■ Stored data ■
╔══
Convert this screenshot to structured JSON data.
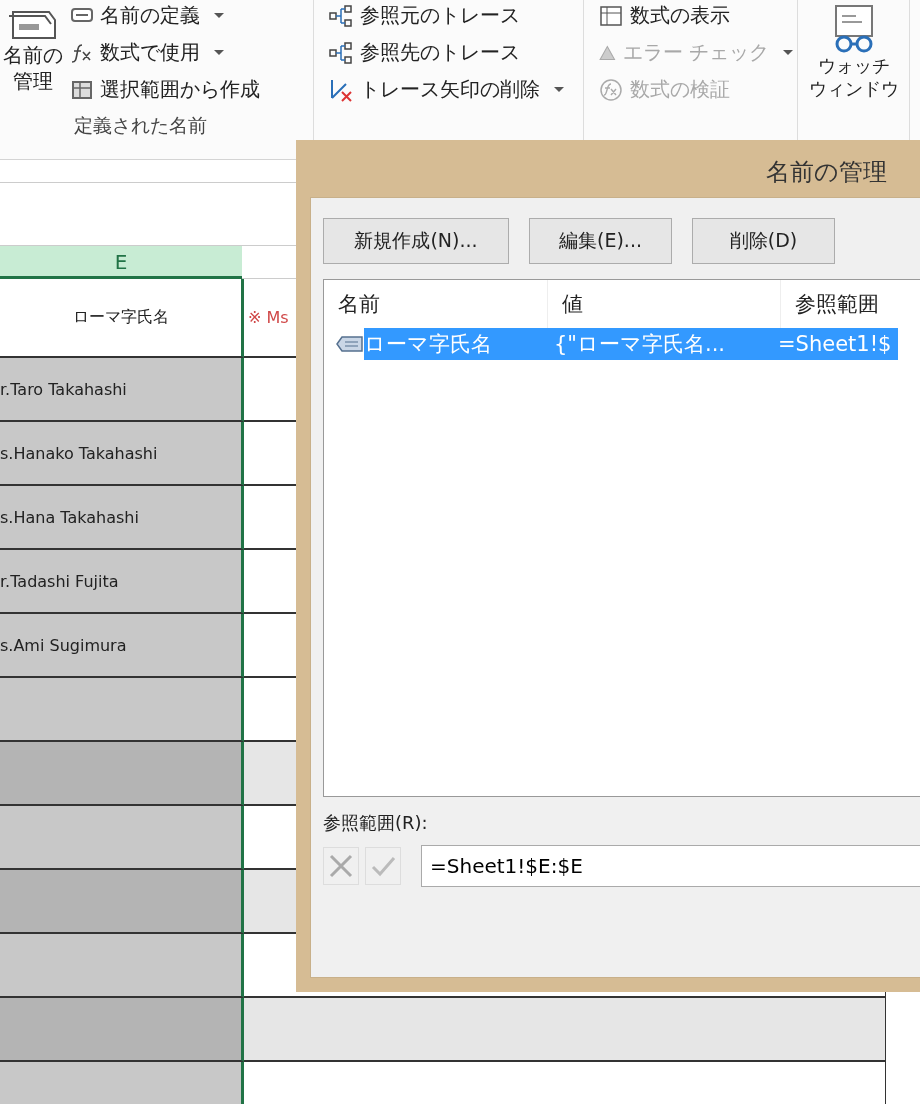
{
  "ribbon": {
    "groups": [
      {
        "kind": "names",
        "large_button": {
          "label": "名前の管理"
        },
        "items": [
          {
            "label": "名前の定義",
            "dropdown": true,
            "disabled": false
          },
          {
            "label": "数式で使用",
            "dropdown": true,
            "disabled": false
          },
          {
            "label": "選択範囲から作成",
            "dropdown": false,
            "disabled": false
          }
        ],
        "group_label": "定義された名前"
      },
      {
        "kind": "list",
        "items": [
          {
            "label": "参照元のトレース",
            "dropdown": false,
            "disabled": false
          },
          {
            "label": "参照先のトレース",
            "dropdown": false,
            "disabled": false
          },
          {
            "label": "トレース矢印の削除",
            "dropdown": true,
            "disabled": false
          }
        ]
      },
      {
        "kind": "list",
        "items": [
          {
            "label": "数式の表示",
            "dropdown": false,
            "disabled": false
          },
          {
            "label": "エラー チェック",
            "dropdown": true,
            "disabled": true
          },
          {
            "label": "数式の検証",
            "dropdown": false,
            "disabled": true
          }
        ]
      },
      {
        "kind": "watch",
        "large_button": {
          "label_lines": [
            "ウォッチ",
            "ウィンドウ"
          ]
        }
      }
    ]
  },
  "sheet": {
    "column_header": "E",
    "rows": [
      {
        "cells": [
          "ローマ字氏名",
          "※ Ms"
        ]
      },
      {
        "cells": [
          "r.Taro Takahashi"
        ]
      },
      {
        "cells": [
          "s.Hanako Takahashi"
        ]
      },
      {
        "cells": [
          "s.Hana Takahashi"
        ]
      },
      {
        "cells": [
          "r.Tadashi Fujita"
        ]
      },
      {
        "cells": [
          "s.Ami Sugimura"
        ]
      }
    ]
  },
  "dialog": {
    "title": "名前の管理",
    "buttons": [
      "新規作成(N)...",
      "編集(E)...",
      "削除(D)"
    ],
    "list": {
      "columns": [
        "名前",
        "値",
        "参照範囲"
      ],
      "rows": [
        {
          "cells": [
            "ローマ字氏名",
            "{\"ローマ字氏名...",
            "=Sheet1!$"
          ],
          "selected": true
        }
      ]
    },
    "refers_to": {
      "label": "参照範囲(R):",
      "value": "=Sheet1!$E:$E"
    }
  }
}
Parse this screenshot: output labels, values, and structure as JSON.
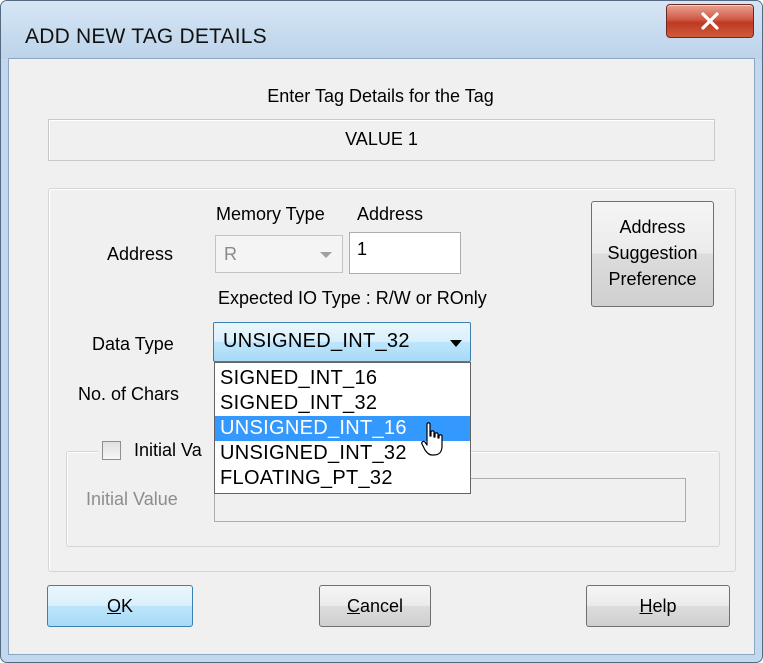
{
  "window": {
    "title": "ADD NEW TAG DETAILS",
    "close_icon": "close-icon"
  },
  "header": {
    "instruction": "Enter Tag Details for the Tag",
    "tag_name": "VALUE 1"
  },
  "address": {
    "label": "Address",
    "memory_type_header": "Memory Type",
    "address_header": "Address",
    "memory_type_value": "R",
    "address_value": "1",
    "suggestion_button": [
      "Address",
      "Suggestion",
      "Preference"
    ],
    "io_type_text": "Expected IO Type : R/W or ROnly"
  },
  "data_type": {
    "label": "Data Type",
    "selected": "UNSIGNED_INT_32",
    "options": [
      "SIGNED_INT_16",
      "SIGNED_INT_32",
      "UNSIGNED_INT_16",
      "UNSIGNED_INT_32",
      "FLOATING_PT_32"
    ],
    "highlighted": "UNSIGNED_INT_16"
  },
  "chars": {
    "label": "No. of Chars"
  },
  "initial_value": {
    "checkbox_label": "Initial Va",
    "field_label": "Initial Value",
    "checked": false
  },
  "buttons": {
    "ok_accel": "O",
    "ok_rest": "K",
    "cancel_accel": "C",
    "cancel_rest": "ancel",
    "help_accel": "H",
    "help_rest": "elp"
  },
  "colors": {
    "selection": "#3399ff",
    "focus_border": "#3c7fb1",
    "dialog_bg": "#f0f0f0",
    "close_button": "#c7442c"
  }
}
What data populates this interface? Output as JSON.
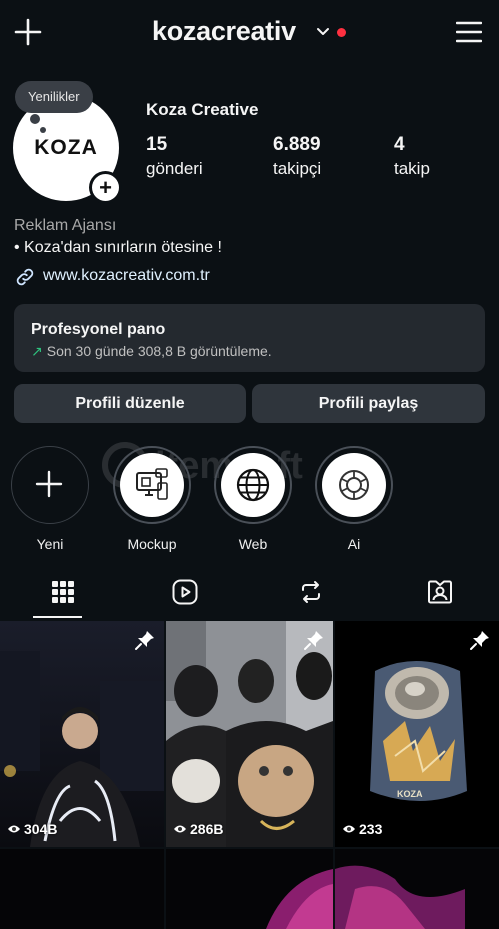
{
  "header": {
    "username": "kozacreativ",
    "add_icon": "plus-icon",
    "menu_icon": "hamburger-menu-icon"
  },
  "profile": {
    "avatar_logo_text": "KOZA",
    "notes_tooltip": "Yenilikler",
    "full_name": "Koza Creative",
    "stats": [
      {
        "value": "15",
        "label": "gönderi"
      },
      {
        "value": "6.889",
        "label": "takipçi"
      },
      {
        "value": "4",
        "label": "takip"
      }
    ],
    "category": "Reklam Ajansı",
    "bio": "• Koza'dan sınırların ötesine !",
    "link": "www.kozacreativ.com.tr"
  },
  "dashboard": {
    "title": "Profesyonel pano",
    "subtitle": "Son 30 günde 308,8 B görüntüleme.",
    "arrow": "↗"
  },
  "buttons": {
    "edit_profile": "Profili düzenle",
    "share_profile": "Profili paylaş"
  },
  "highlights": [
    {
      "label": "Yeni",
      "icon": "plus-icon"
    },
    {
      "label": "Mockup",
      "icon": "mockup-icon"
    },
    {
      "label": "Web",
      "icon": "globe-icon"
    },
    {
      "label": "Ai",
      "icon": "ai-icon"
    }
  ],
  "tabs": [
    {
      "name": "grid",
      "icon": "grid-icon",
      "active": true
    },
    {
      "name": "reels",
      "icon": "reels-icon",
      "active": false
    },
    {
      "name": "reposts",
      "icon": "repost-icon",
      "active": false
    },
    {
      "name": "tagged",
      "icon": "tagged-icon",
      "active": false
    }
  ],
  "posts": [
    {
      "views": "304B",
      "pinned": true
    },
    {
      "views": "286B",
      "pinned": true
    },
    {
      "views": "233",
      "pinned": true
    }
  ],
  "colors": {
    "background": "#0b1014",
    "card": "#24292f",
    "button": "#2f353c",
    "notification_dot": "#ff3040",
    "trend_green": "#2ec27e",
    "link": "#e0f1ff"
  }
}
╚══
Every line from the one containing "What data populates" through the end of the entries above, both included, should be extracted exactly, with pictures left out.

■ Full response ■
What data populates this interface? Output as JSON.
{
  "header": {
    "username": "kozacreativ",
    "add_icon": "plus-icon",
    "menu_icon": "hamburger-menu-icon"
  },
  "profile": {
    "avatar_logo_text": "KOZA",
    "notes_tooltip": "Yenilikler",
    "full_name": "Koza Creative",
    "stats": [
      {
        "value": "15",
        "label": "gönderi"
      },
      {
        "value": "6.889",
        "label": "takipçi"
      },
      {
        "value": "4",
        "label": "takip"
      }
    ],
    "category": "Reklam Ajansı",
    "bio": "• Koza'dan sınırların ötesine !",
    "link": "www.kozacreativ.com.tr"
  },
  "dashboard": {
    "title": "Profesyonel pano",
    "subtitle": "Son 30 günde 308,8 B görüntüleme.",
    "arrow": "↗"
  },
  "buttons": {
    "edit_profile": "Profili düzenle",
    "share_profile": "Profili paylaş"
  },
  "highlights": [
    {
      "label": "Yeni",
      "icon": "plus-icon"
    },
    {
      "label": "Mockup",
      "icon": "mockup-icon"
    },
    {
      "label": "Web",
      "icon": "globe-icon"
    },
    {
      "label": "Ai",
      "icon": "ai-icon"
    }
  ],
  "tabs": [
    {
      "name": "grid",
      "icon": "grid-icon",
      "active": true
    },
    {
      "name": "reels",
      "icon": "reels-icon",
      "active": false
    },
    {
      "name": "reposts",
      "icon": "repost-icon",
      "active": false
    },
    {
      "name": "tagged",
      "icon": "tagged-icon",
      "active": false
    }
  ],
  "posts": [
    {
      "views": "304B",
      "pinned": true
    },
    {
      "views": "286B",
      "pinned": true
    },
    {
      "views": "233",
      "pinned": true
    }
  ],
  "colors": {
    "background": "#0b1014",
    "card": "#24292f",
    "button": "#2f353c",
    "notification_dot": "#ff3040",
    "trend_green": "#2ec27e",
    "link": "#e0f1ff"
  }
}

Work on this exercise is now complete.